_Your task_.
Print the entries in full, word for word, but not the pictures.

━━━━━━━━━━━━━━━━━━━━

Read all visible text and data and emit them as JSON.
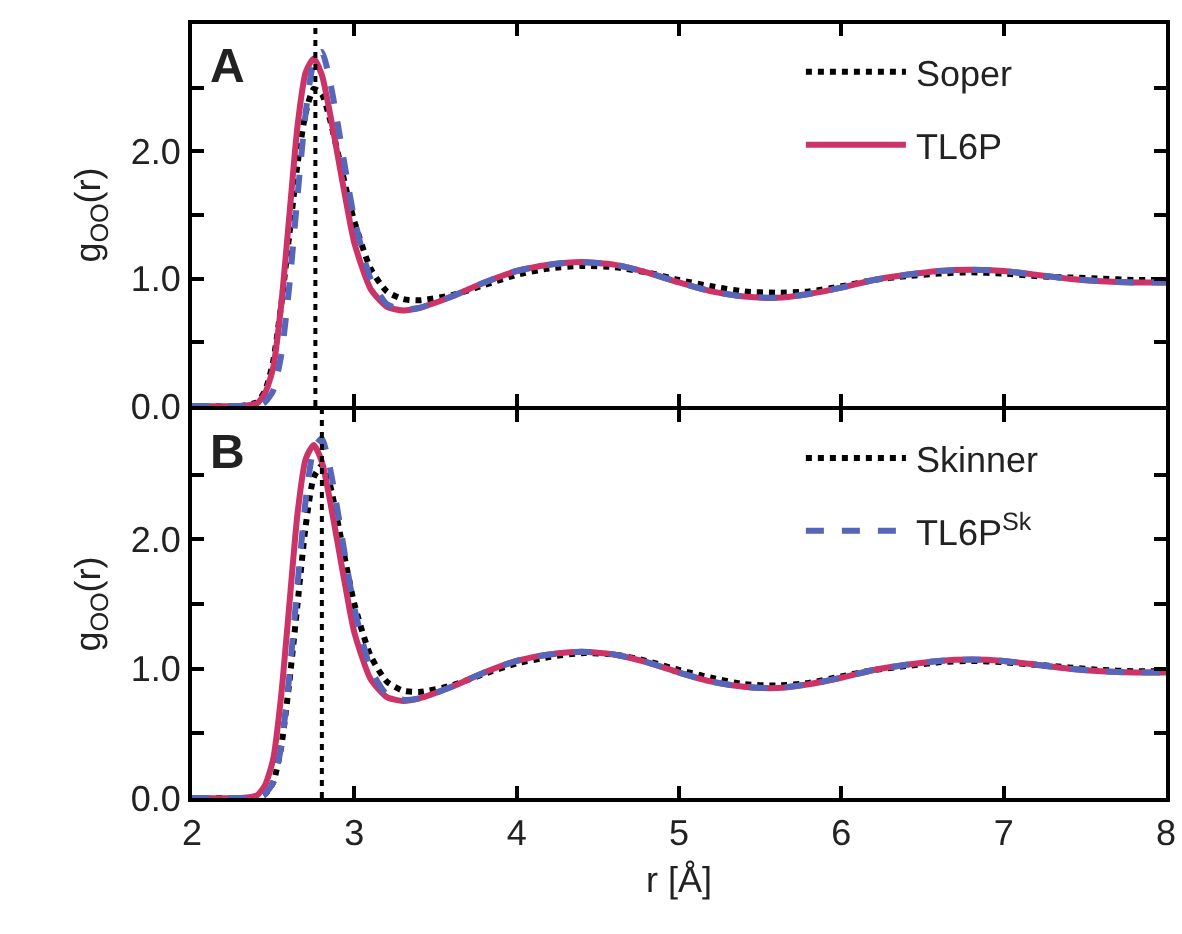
{
  "chart_data": [
    {
      "type": "line",
      "ylabel": "g$_{OO}$(r)",
      "annotations": [
        "A"
      ],
      "legend": "top right",
      "grid": false,
      "marker": "none",
      "tick_labels": "y",
      "x": [
        2.0,
        2.3,
        2.4,
        2.45,
        2.5,
        2.55,
        2.6,
        2.65,
        2.7,
        2.75,
        2.8,
        2.85,
        2.9,
        2.95,
        3.0,
        3.1,
        3.2,
        3.3,
        3.4,
        3.6,
        3.8,
        4.0,
        4.2,
        4.4,
        4.6,
        4.8,
        5.0,
        5.2,
        5.4,
        5.6,
        5.8,
        6.0,
        6.2,
        6.4,
        6.6,
        6.8,
        7.0,
        7.2,
        7.4,
        7.6,
        7.8,
        8.0
      ],
      "xlim": [
        2,
        8
      ],
      "xticks": [
        2,
        3,
        4,
        5,
        6,
        7,
        8
      ],
      "ylim": [
        0,
        3
      ],
      "yticks": [
        {
          "value": 0,
          "label": "0.0"
        },
        {
          "value": 0.5,
          "label": null
        },
        {
          "value": 1,
          "label": "1.0"
        },
        {
          "value": 1.5,
          "label": null
        },
        {
          "value": 2,
          "label": "2.0"
        },
        {
          "value": 2.5,
          "label": null
        },
        {
          "value": 3,
          "label": null
        }
      ],
      "ref_lines": [
        {
          "axis": "x",
          "value": 2.76,
          "label": null,
          "color": "#000000",
          "line_style": "dotted"
        }
      ],
      "series": [
        {
          "name": "Soper",
          "color": "#000000",
          "line_style": "dotted",
          "values": [
            0,
            0,
            0.03,
            0.12,
            0.35,
            0.8,
            1.35,
            1.9,
            2.3,
            2.49,
            2.45,
            2.25,
            1.98,
            1.7,
            1.45,
            1.08,
            0.9,
            0.84,
            0.83,
            0.87,
            0.95,
            1.03,
            1.08,
            1.1,
            1.09,
            1.05,
            0.99,
            0.94,
            0.9,
            0.89,
            0.9,
            0.94,
            0.99,
            1.02,
            1.04,
            1.05,
            1.04,
            1.02,
            1.01,
            1.0,
            0.99,
            0.99
          ]
        },
        {
          "name": "TL6P",
          "color": "#cc3366",
          "line_style": "solid",
          "values": [
            0,
            0,
            0.02,
            0.1,
            0.3,
            0.8,
            1.5,
            2.2,
            2.62,
            2.73,
            2.6,
            2.3,
            1.95,
            1.6,
            1.28,
            0.92,
            0.78,
            0.75,
            0.77,
            0.86,
            0.97,
            1.06,
            1.11,
            1.13,
            1.11,
            1.05,
            0.97,
            0.9,
            0.86,
            0.85,
            0.88,
            0.93,
            0.99,
            1.03,
            1.06,
            1.07,
            1.06,
            1.03,
            1.0,
            0.98,
            0.97,
            0.97
          ]
        },
        {
          "color": "#5566bb",
          "line_style": "dashed",
          "values": [
            0,
            0,
            0,
            0.03,
            0.12,
            0.4,
            0.95,
            1.65,
            2.3,
            2.7,
            2.78,
            2.55,
            2.2,
            1.82,
            1.47,
            1.0,
            0.8,
            0.76,
            0.77,
            0.86,
            0.97,
            1.06,
            1.11,
            1.13,
            1.11,
            1.05,
            0.97,
            0.9,
            0.86,
            0.85,
            0.88,
            0.93,
            0.99,
            1.03,
            1.06,
            1.07,
            1.06,
            1.03,
            1.0,
            0.98,
            0.97,
            0.97
          ]
        }
      ]
    },
    {
      "type": "line",
      "ylabel": "g$_{OO}$(r)",
      "xlabel": "r [Å]",
      "annotations": [
        "B"
      ],
      "legend": "top right",
      "grid": false,
      "marker": "none",
      "x": [
        2.0,
        2.3,
        2.4,
        2.45,
        2.5,
        2.55,
        2.6,
        2.65,
        2.7,
        2.75,
        2.8,
        2.85,
        2.9,
        2.95,
        3.0,
        3.1,
        3.2,
        3.3,
        3.4,
        3.6,
        3.8,
        4.0,
        4.2,
        4.4,
        4.6,
        4.8,
        5.0,
        5.2,
        5.4,
        5.6,
        5.8,
        6.0,
        6.2,
        6.4,
        6.6,
        6.8,
        7.0,
        7.2,
        7.4,
        7.6,
        7.8,
        8.0
      ],
      "xlim": [
        2,
        8
      ],
      "xticks": [
        2,
        3,
        4,
        5,
        6,
        7,
        8
      ],
      "ylim": [
        0,
        3
      ],
      "yticks": [
        {
          "value": 0,
          "label": "0.0"
        },
        {
          "value": 0.5,
          "label": null
        },
        {
          "value": 1,
          "label": "1.0"
        },
        {
          "value": 1.5,
          "label": null
        },
        {
          "value": 2,
          "label": "2.0"
        },
        {
          "value": 2.5,
          "label": null
        },
        {
          "value": 3,
          "label": null
        }
      ],
      "ref_lines": [
        {
          "axis": "x",
          "value": 2.8,
          "label": null,
          "color": "#000000",
          "line_style": "dotted"
        }
      ],
      "series": [
        {
          "name": "Skinner",
          "color": "#000000",
          "line_style": "dotted",
          "values": [
            0,
            0,
            0,
            0.03,
            0.12,
            0.4,
            0.9,
            1.5,
            2.1,
            2.48,
            2.57,
            2.42,
            2.12,
            1.8,
            1.5,
            1.1,
            0.9,
            0.83,
            0.82,
            0.87,
            0.96,
            1.04,
            1.09,
            1.12,
            1.11,
            1.06,
            0.99,
            0.93,
            0.88,
            0.87,
            0.89,
            0.94,
            0.99,
            1.02,
            1.05,
            1.06,
            1.05,
            1.03,
            1.01,
            0.99,
            0.98,
            0.98
          ]
        },
        {
          "color": "#cc3366",
          "line_style": "solid",
          "values": [
            0,
            0,
            0.02,
            0.1,
            0.3,
            0.8,
            1.5,
            2.2,
            2.62,
            2.73,
            2.6,
            2.3,
            1.95,
            1.6,
            1.28,
            0.92,
            0.78,
            0.75,
            0.77,
            0.86,
            0.97,
            1.06,
            1.11,
            1.13,
            1.11,
            1.05,
            0.97,
            0.9,
            0.86,
            0.85,
            0.88,
            0.93,
            0.99,
            1.03,
            1.06,
            1.07,
            1.06,
            1.03,
            1.0,
            0.98,
            0.97,
            0.97
          ]
        },
        {
          "name": "TL6P$^{Sk}$",
          "color": "#5566bb",
          "line_style": "dashed",
          "values": [
            0,
            0,
            0,
            0.03,
            0.12,
            0.4,
            0.95,
            1.65,
            2.3,
            2.7,
            2.78,
            2.55,
            2.2,
            1.82,
            1.47,
            1.0,
            0.8,
            0.76,
            0.77,
            0.86,
            0.97,
            1.06,
            1.11,
            1.13,
            1.11,
            1.05,
            0.97,
            0.9,
            0.86,
            0.85,
            0.88,
            0.93,
            0.99,
            1.03,
            1.06,
            1.07,
            1.06,
            1.03,
            1.0,
            0.98,
            0.97,
            0.97
          ]
        }
      ]
    }
  ]
}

━━━━━━━━━━━━━━━━━━━━

_Finished task_.
Read all visible text and data and emit them as JSON.
{
  "chart_data": [
    {
      "type": "line",
      "ylabel": "g$_{OO}$(r)",
      "annotations": [
        "A"
      ],
      "legend": "top right",
      "grid": false,
      "marker": "none",
      "tick_labels": "y",
      "x": [
        2.0,
        2.3,
        2.4,
        2.45,
        2.5,
        2.55,
        2.6,
        2.65,
        2.7,
        2.75,
        2.8,
        2.85,
        2.9,
        2.95,
        3.0,
        3.1,
        3.2,
        3.3,
        3.4,
        3.6,
        3.8,
        4.0,
        4.2,
        4.4,
        4.6,
        4.8,
        5.0,
        5.2,
        5.4,
        5.6,
        5.8,
        6.0,
        6.2,
        6.4,
        6.6,
        6.8,
        7.0,
        7.2,
        7.4,
        7.6,
        7.8,
        8.0
      ],
      "xlim": [
        2,
        8
      ],
      "xticks": [
        2,
        3,
        4,
        5,
        6,
        7,
        8
      ],
      "ylim": [
        0,
        3
      ],
      "yticks": [
        {
          "value": 0,
          "label": "0.0"
        },
        {
          "value": 0.5,
          "label": null
        },
        {
          "value": 1,
          "label": "1.0"
        },
        {
          "value": 1.5,
          "label": null
        },
        {
          "value": 2,
          "label": "2.0"
        },
        {
          "value": 2.5,
          "label": null
        },
        {
          "value": 3,
          "label": null
        }
      ],
      "ref_lines": [
        {
          "axis": "x",
          "value": 2.76,
          "label": null,
          "color": "#000000",
          "line_style": "dotted"
        }
      ],
      "series": [
        {
          "name": "Soper",
          "color": "#000000",
          "line_style": "dotted",
          "values": [
            0,
            0,
            0.03,
            0.12,
            0.35,
            0.8,
            1.35,
            1.9,
            2.3,
            2.49,
            2.45,
            2.25,
            1.98,
            1.7,
            1.45,
            1.08,
            0.9,
            0.84,
            0.83,
            0.87,
            0.95,
            1.03,
            1.08,
            1.1,
            1.09,
            1.05,
            0.99,
            0.94,
            0.9,
            0.89,
            0.9,
            0.94,
            0.99,
            1.02,
            1.04,
            1.05,
            1.04,
            1.02,
            1.01,
            1.0,
            0.99,
            0.99
          ]
        },
        {
          "name": "TL6P",
          "color": "#cc3366",
          "line_style": "solid",
          "values": [
            0,
            0,
            0.02,
            0.1,
            0.3,
            0.8,
            1.5,
            2.2,
            2.62,
            2.73,
            2.6,
            2.3,
            1.95,
            1.6,
            1.28,
            0.92,
            0.78,
            0.75,
            0.77,
            0.86,
            0.97,
            1.06,
            1.11,
            1.13,
            1.11,
            1.05,
            0.97,
            0.9,
            0.86,
            0.85,
            0.88,
            0.93,
            0.99,
            1.03,
            1.06,
            1.07,
            1.06,
            1.03,
            1.0,
            0.98,
            0.97,
            0.97
          ]
        },
        {
          "color": "#5566bb",
          "line_style": "dashed",
          "values": [
            0,
            0,
            0,
            0.03,
            0.12,
            0.4,
            0.95,
            1.65,
            2.3,
            2.7,
            2.78,
            2.55,
            2.2,
            1.82,
            1.47,
            1.0,
            0.8,
            0.76,
            0.77,
            0.86,
            0.97,
            1.06,
            1.11,
            1.13,
            1.11,
            1.05,
            0.97,
            0.9,
            0.86,
            0.85,
            0.88,
            0.93,
            0.99,
            1.03,
            1.06,
            1.07,
            1.06,
            1.03,
            1.0,
            0.98,
            0.97,
            0.97
          ]
        }
      ]
    },
    {
      "type": "line",
      "ylabel": "g$_{OO}$(r)",
      "xlabel": "r [Å]",
      "annotations": [
        "B"
      ],
      "legend": "top right",
      "grid": false,
      "marker": "none",
      "x": [
        2.0,
        2.3,
        2.4,
        2.45,
        2.5,
        2.55,
        2.6,
        2.65,
        2.7,
        2.75,
        2.8,
        2.85,
        2.9,
        2.95,
        3.0,
        3.1,
        3.2,
        3.3,
        3.4,
        3.6,
        3.8,
        4.0,
        4.2,
        4.4,
        4.6,
        4.8,
        5.0,
        5.2,
        5.4,
        5.6,
        5.8,
        6.0,
        6.2,
        6.4,
        6.6,
        6.8,
        7.0,
        7.2,
        7.4,
        7.6,
        7.8,
        8.0
      ],
      "xlim": [
        2,
        8
      ],
      "xticks": [
        2,
        3,
        4,
        5,
        6,
        7,
        8
      ],
      "ylim": [
        0,
        3
      ],
      "yticks": [
        {
          "value": 0,
          "label": "0.0"
        },
        {
          "value": 0.5,
          "label": null
        },
        {
          "value": 1,
          "label": "1.0"
        },
        {
          "value": 1.5,
          "label": null
        },
        {
          "value": 2,
          "label": "2.0"
        },
        {
          "value": 2.5,
          "label": null
        },
        {
          "value": 3,
          "label": null
        }
      ],
      "ref_lines": [
        {
          "axis": "x",
          "value": 2.8,
          "label": null,
          "color": "#000000",
          "line_style": "dotted"
        }
      ],
      "series": [
        {
          "name": "Skinner",
          "color": "#000000",
          "line_style": "dotted",
          "values": [
            0,
            0,
            0,
            0.03,
            0.12,
            0.4,
            0.9,
            1.5,
            2.1,
            2.48,
            2.57,
            2.42,
            2.12,
            1.8,
            1.5,
            1.1,
            0.9,
            0.83,
            0.82,
            0.87,
            0.96,
            1.04,
            1.09,
            1.12,
            1.11,
            1.06,
            0.99,
            0.93,
            0.88,
            0.87,
            0.89,
            0.94,
            0.99,
            1.02,
            1.05,
            1.06,
            1.05,
            1.03,
            1.01,
            0.99,
            0.98,
            0.98
          ]
        },
        {
          "color": "#cc3366",
          "line_style": "solid",
          "values": [
            0,
            0,
            0.02,
            0.1,
            0.3,
            0.8,
            1.5,
            2.2,
            2.62,
            2.73,
            2.6,
            2.3,
            1.95,
            1.6,
            1.28,
            0.92,
            0.78,
            0.75,
            0.77,
            0.86,
            0.97,
            1.06,
            1.11,
            1.13,
            1.11,
            1.05,
            0.97,
            0.9,
            0.86,
            0.85,
            0.88,
            0.93,
            0.99,
            1.03,
            1.06,
            1.07,
            1.06,
            1.03,
            1.0,
            0.98,
            0.97,
            0.97
          ]
        },
        {
          "name": "TL6P$^{Sk}$",
          "color": "#5566bb",
          "line_style": "dashed",
          "values": [
            0,
            0,
            0,
            0.03,
            0.12,
            0.4,
            0.95,
            1.65,
            2.3,
            2.7,
            2.78,
            2.55,
            2.2,
            1.82,
            1.47,
            1.0,
            0.8,
            0.76,
            0.77,
            0.86,
            0.97,
            1.06,
            1.11,
            1.13,
            1.11,
            1.05,
            0.97,
            0.9,
            0.86,
            0.85,
            0.88,
            0.93,
            0.99,
            1.03,
            1.06,
            1.07,
            1.06,
            1.03,
            1.0,
            0.98,
            0.97,
            0.97
          ]
        }
      ]
    }
  ]
}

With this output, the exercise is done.